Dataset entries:

╭──

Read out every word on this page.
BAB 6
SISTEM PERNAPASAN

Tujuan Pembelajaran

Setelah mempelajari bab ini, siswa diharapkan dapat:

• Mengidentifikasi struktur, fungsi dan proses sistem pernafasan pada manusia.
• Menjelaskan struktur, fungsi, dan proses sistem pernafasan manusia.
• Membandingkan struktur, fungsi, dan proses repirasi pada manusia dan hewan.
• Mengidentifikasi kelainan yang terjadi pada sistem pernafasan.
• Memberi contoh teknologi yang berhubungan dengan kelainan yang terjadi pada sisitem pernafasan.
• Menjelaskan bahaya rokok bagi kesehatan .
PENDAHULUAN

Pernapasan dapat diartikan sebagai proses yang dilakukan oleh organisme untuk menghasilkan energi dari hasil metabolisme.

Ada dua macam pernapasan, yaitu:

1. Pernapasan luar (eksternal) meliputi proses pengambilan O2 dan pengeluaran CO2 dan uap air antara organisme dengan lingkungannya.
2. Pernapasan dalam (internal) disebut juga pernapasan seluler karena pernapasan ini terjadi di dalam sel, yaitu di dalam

╰──

Exercise description: Reproduce the whole listing word for word.

Correct result:
Read out every word on this page.
BAB 6
SISTEM PERNAPASAN

Tujuan Pembelajaran

Setelah mempelajari bab ini, siswa diharapkan dapat:

• Mengidentifikasi struktur, fungsi dan proses sistem pernafasan pada manusia.
• Menjelaskan struktur, fungsi, dan proses sistem pernafasan manusia.
• Membandingkan struktur, fungsi, dan proses repirasi pada manusia dan hewan.
• Mengidentifikasi kelainan yang terjadi pada sistem pernafasan.
• Memberi contoh teknologi yang berhubungan dengan kelainan yang terjadi pada sisitem pernafasan.
• Menjelaskan bahaya rokok bagi kesehatan .
PENDAHULUAN

Pernapasan dapat diartikan sebagai proses yang dilakukan oleh organisme untuk menghasilkan energi dari hasil metabolisme.

Ada dua macam pernapasan, yaitu:

1. Pernapasan luar (eksternal) meliputi proses pengambilan O2 dan pengeluaran CO2 dan uap air antara organisme dengan lingkungannya.
2. Pernapasan dalam (internal) disebut juga pernapasan seluler karena pernapasan ini terjadi di dalam sel, yaitu di dalam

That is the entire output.